»»

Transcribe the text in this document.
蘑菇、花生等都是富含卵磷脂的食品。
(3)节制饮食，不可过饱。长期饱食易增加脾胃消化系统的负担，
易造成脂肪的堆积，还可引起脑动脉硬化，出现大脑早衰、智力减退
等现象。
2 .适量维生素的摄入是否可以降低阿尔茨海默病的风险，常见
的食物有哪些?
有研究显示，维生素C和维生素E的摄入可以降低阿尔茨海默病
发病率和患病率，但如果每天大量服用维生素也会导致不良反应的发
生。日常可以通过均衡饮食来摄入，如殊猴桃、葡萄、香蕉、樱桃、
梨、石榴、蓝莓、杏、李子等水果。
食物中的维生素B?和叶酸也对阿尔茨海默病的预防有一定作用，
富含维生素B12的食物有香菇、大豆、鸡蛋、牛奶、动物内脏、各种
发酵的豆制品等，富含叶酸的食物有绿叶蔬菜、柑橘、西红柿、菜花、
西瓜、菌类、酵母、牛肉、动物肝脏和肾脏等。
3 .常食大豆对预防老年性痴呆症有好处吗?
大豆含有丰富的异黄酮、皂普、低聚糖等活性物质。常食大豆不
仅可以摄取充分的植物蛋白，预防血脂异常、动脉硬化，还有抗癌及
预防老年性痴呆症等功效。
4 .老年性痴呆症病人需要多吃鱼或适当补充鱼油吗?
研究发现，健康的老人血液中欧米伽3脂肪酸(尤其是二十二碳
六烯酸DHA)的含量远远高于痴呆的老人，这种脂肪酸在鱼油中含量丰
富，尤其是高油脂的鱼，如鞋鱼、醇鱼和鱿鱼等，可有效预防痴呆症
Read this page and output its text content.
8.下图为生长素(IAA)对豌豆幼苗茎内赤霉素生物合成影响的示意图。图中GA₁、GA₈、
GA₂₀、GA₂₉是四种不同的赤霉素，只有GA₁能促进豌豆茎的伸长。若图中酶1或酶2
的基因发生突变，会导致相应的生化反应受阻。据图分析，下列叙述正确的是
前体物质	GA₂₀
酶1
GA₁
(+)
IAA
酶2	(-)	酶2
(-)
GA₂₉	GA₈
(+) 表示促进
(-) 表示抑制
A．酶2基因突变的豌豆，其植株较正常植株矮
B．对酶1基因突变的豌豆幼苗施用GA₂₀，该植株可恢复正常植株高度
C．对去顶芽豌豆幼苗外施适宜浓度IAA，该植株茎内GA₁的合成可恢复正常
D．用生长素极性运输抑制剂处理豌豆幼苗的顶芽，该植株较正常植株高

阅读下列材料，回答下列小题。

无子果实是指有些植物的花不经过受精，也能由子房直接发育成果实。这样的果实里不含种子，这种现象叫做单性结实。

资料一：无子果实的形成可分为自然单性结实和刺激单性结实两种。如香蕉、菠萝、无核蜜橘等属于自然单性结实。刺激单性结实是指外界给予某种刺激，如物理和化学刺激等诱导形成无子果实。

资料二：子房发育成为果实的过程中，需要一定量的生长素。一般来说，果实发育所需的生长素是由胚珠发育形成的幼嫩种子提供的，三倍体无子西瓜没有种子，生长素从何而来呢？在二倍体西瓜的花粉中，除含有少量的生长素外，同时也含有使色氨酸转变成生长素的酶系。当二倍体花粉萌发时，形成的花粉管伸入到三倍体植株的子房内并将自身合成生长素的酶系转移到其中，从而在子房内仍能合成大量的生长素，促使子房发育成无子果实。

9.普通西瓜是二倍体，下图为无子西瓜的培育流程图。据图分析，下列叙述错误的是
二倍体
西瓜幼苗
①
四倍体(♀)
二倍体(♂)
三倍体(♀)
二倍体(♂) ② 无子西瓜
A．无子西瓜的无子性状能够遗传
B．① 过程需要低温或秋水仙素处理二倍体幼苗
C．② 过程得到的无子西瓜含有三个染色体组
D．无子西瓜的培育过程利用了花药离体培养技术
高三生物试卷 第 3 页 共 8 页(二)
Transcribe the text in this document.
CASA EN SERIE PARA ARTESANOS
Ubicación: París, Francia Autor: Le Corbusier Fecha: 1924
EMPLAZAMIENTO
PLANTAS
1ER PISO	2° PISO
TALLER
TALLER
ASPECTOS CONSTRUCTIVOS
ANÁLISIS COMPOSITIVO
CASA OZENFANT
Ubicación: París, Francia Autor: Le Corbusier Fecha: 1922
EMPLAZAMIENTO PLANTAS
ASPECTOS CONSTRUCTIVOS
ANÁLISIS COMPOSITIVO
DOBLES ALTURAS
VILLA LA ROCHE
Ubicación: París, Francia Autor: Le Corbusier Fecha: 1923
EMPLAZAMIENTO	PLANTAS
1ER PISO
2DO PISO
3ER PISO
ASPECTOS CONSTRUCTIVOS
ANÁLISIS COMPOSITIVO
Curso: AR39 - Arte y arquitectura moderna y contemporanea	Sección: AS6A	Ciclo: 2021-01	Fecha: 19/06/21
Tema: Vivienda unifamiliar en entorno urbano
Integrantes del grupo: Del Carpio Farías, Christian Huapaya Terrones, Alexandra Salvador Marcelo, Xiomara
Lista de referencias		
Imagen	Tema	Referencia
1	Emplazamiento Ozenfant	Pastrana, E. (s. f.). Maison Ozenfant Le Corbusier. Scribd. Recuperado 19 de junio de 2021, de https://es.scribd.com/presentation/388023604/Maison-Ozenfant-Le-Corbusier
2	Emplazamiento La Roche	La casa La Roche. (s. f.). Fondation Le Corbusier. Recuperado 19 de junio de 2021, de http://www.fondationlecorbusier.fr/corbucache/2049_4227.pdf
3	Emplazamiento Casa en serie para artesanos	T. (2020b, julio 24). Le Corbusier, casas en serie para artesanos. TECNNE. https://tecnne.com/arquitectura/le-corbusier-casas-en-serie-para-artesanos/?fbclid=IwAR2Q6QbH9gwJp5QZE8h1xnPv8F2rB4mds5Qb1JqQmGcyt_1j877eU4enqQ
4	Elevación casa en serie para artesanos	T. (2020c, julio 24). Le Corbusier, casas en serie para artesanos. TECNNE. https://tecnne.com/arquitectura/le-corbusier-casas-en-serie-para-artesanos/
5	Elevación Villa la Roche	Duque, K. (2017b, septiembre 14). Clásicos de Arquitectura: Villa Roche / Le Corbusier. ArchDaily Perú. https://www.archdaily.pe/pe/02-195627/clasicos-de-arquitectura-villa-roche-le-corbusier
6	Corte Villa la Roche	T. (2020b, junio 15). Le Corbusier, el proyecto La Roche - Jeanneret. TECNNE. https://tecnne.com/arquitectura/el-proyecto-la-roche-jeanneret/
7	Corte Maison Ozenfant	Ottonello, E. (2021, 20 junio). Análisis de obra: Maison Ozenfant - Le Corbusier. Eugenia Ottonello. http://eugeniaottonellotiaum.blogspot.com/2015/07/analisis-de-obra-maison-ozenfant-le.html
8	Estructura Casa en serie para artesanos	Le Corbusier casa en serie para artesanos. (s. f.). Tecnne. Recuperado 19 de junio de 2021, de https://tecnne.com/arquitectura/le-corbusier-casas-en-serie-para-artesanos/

««

• [WHAT NEEDS TO BE DONE] Print all the data exactly.

• [WRITTEN RESPONSE]
Transcribe the text in this document.
蘑菇、花生等都是富含卵磷脂的食品。
(3)节制饮食，不可过饱。长期饱食易增加脾胃消化系统的负担，
易造成脂肪的堆积，还可引起脑动脉硬化，出现大脑早衰、智力减退
等现象。
2 .适量维生素的摄入是否可以降低阿尔茨海默病的风险，常见
的食物有哪些?
有研究显示，维生素C和维生素E的摄入可以降低阿尔茨海默病
发病率和患病率，但如果每天大量服用维生素也会导致不良反应的发
生。日常可以通过均衡饮食来摄入，如殊猴桃、葡萄、香蕉、樱桃、
梨、石榴、蓝莓、杏、李子等水果。
食物中的维生素B?和叶酸也对阿尔茨海默病的预防有一定作用，
富含维生素B12的食物有香菇、大豆、鸡蛋、牛奶、动物内脏、各种
发酵的豆制品等，富含叶酸的食物有绿叶蔬菜、柑橘、西红柿、菜花、
西瓜、菌类、酵母、牛肉、动物肝脏和肾脏等。
3 .常食大豆对预防老年性痴呆症有好处吗?
大豆含有丰富的异黄酮、皂普、低聚糖等活性物质。常食大豆不
仅可以摄取充分的植物蛋白，预防血脂异常、动脉硬化，还有抗癌及
预防老年性痴呆症等功效。
4 .老年性痴呆症病人需要多吃鱼或适当补充鱼油吗?
研究发现，健康的老人血液中欧米伽3脂肪酸(尤其是二十二碳
六烯酸DHA)的含量远远高于痴呆的老人，这种脂肪酸在鱼油中含量丰
富，尤其是高油脂的鱼，如鞋鱼、醇鱼和鱿鱼等，可有效预防痴呆症
Read this page and output its text content.
8.下图为生长素(IAA)对豌豆幼苗茎内赤霉素生物合成影响的示意图。图中GA₁、GA₈、
GA₂₀、GA₂₉是四种不同的赤霉素，只有GA₁能促进豌豆茎的伸长。若图中酶1或酶2
的基因发生突变，会导致相应的生化反应受阻。据图分析，下列叙述正确的是
前体物质	GA₂₀
酶1
GA₁
(+)
IAA
酶2	(-)	酶2
(-)
GA₂₉	GA₈
(+) 表示促进
(-) 表示抑制
A．酶2基因突变的豌豆，其植株较正常植株矮
B．对酶1基因突变的豌豆幼苗施用GA₂₀，该植株可恢复正常植株高度
C．对去顶芽豌豆幼苗外施适宜浓度IAA，该植株茎内GA₁的合成可恢复正常
D．用生长素极性运输抑制剂处理豌豆幼苗的顶芽，该植株较正常植株高

阅读下列材料，回答下列小题。

无子果实是指有些植物的花不经过受精，也能由子房直接发育成果实。这样的果实里不含种子，这种现象叫做单性结实。

资料一：无子果实的形成可分为自然单性结实和刺激单性结实两种。如香蕉、菠萝、无核蜜橘等属于自然单性结实。刺激单性结实是指外界给予某种刺激，如物理和化学刺激等诱导形成无子果实。

资料二：子房发育成为果实的过程中，需要一定量的生长素。一般来说，果实发育所需的生长素是由胚珠发育形成的幼嫩种子提供的，三倍体无子西瓜没有种子，生长素从何而来呢？在二倍体西瓜的花粉中，除含有少量的生长素外，同时也含有使色氨酸转变成生长素的酶系。当二倍体花粉萌发时，形成的花粉管伸入到三倍体植株的子房内并将自身合成生长素的酶系转移到其中，从而在子房内仍能合成大量的生长素，促使子房发育成无子果实。

9.普通西瓜是二倍体，下图为无子西瓜的培育流程图。据图分析，下列叙述错误的是
二倍体
西瓜幼苗
①
四倍体(♀)
二倍体(♂)
三倍体(♀)
二倍体(♂) ② 无子西瓜
A．无子西瓜的无子性状能够遗传
B．① 过程需要低温或秋水仙素处理二倍体幼苗
C．② 过程得到的无子西瓜含有三个染色体组
D．无子西瓜的培育过程利用了花药离体培养技术
高三生物试卷 第 3 页 共 8 页(二)
Transcribe the text in this document.
CASA EN SERIE PARA ARTESANOS
Ubicación: París, Francia Autor: Le Corbusier Fecha: 1924
EMPLAZAMIENTO
PLANTAS
1ER PISO	2° PISO
TALLER
TALLER
ASPECTOS CONSTRUCTIVOS
ANÁLISIS COMPOSITIVO
CASA OZENFANT
Ubicación: París, Francia Autor: Le Corbusier Fecha: 1922
EMPLAZAMIENTO PLANTAS
ASPECTOS CONSTRUCTIVOS
ANÁLISIS COMPOSITIVO
DOBLES ALTURAS
VILLA LA ROCHE
Ubicación: París, Francia Autor: Le Corbusier Fecha: 1923
EMPLAZAMIENTO	PLANTAS
1ER PISO
2DO PISO
3ER PISO
ASPECTOS CONSTRUCTIVOS
ANÁLISIS COMPOSITIVO
Curso: AR39 - Arte y arquitectura moderna y contemporanea	Sección: AS6A	Ciclo: 2021-01	Fecha: 19/06/21
Tema: Vivienda unifamiliar en entorno urbano
Integrantes del grupo: Del Carpio Farías, Christian Huapaya Terrones, Alexandra Salvador Marcelo, Xiomara
Lista de referencias		
Imagen	Tema	Referencia
1	Emplazamiento Ozenfant	Pastrana, E. (s. f.). Maison Ozenfant Le Corbusier. Scribd. Recuperado 19 de junio de 2021, de https://es.scribd.com/presentation/388023604/Maison-Ozenfant-Le-Corbusier
2	Emplazamiento La Roche	La casa La Roche. (s. f.). Fondation Le Corbusier. Recuperado 19 de junio de 2021, de http://www.fondationlecorbusier.fr/corbucache/2049_4227.pdf
3	Emplazamiento Casa en serie para artesanos	T. (2020b, julio 24). Le Corbusier, casas en serie para artesanos. TECNNE. https://tecnne.com/arquitectura/le-corbusier-casas-en-serie-para-artesanos/?fbclid=IwAR2Q6QbH9gwJp5QZE8h1xnPv8F2rB4mds5Qb1JqQmGcyt_1j877eU4enqQ
4	Elevación casa en serie para artesanos	T. (2020c, julio 24). Le Corbusier, casas en serie para artesanos. TECNNE. https://tecnne.com/arquitectura/le-corbusier-casas-en-serie-para-artesanos/
5	Elevación Villa la Roche	Duque, K. (2017b, septiembre 14). Clásicos de Arquitectura: Villa Roche / Le Corbusier. ArchDaily Perú. https://www.archdaily.pe/pe/02-195627/clasicos-de-arquitectura-villa-roche-le-corbusier
6	Corte Villa la Roche	T. (2020b, junio 15). Le Corbusier, el proyecto La Roche - Jeanneret. TECNNE. https://tecnne.com/arquitectura/el-proyecto-la-roche-jeanneret/
7	Corte Maison Ozenfant	Ottonello, E. (2021, 20 junio). Análisis de obra: Maison Ozenfant - Le Corbusier. Eugenia Ottonello. http://eugeniaottonellotiaum.blogspot.com/2015/07/analisis-de-obra-maison-ozenfant-le.html
8	Estructura Casa en serie para artesanos	Le Corbusier casa en serie para artesanos. (s. f.). Tecnne. Recuperado 19 de junio de 2021, de https://tecnne.com/arquitectura/le-corbusier-casas-en-serie-para-artesanos/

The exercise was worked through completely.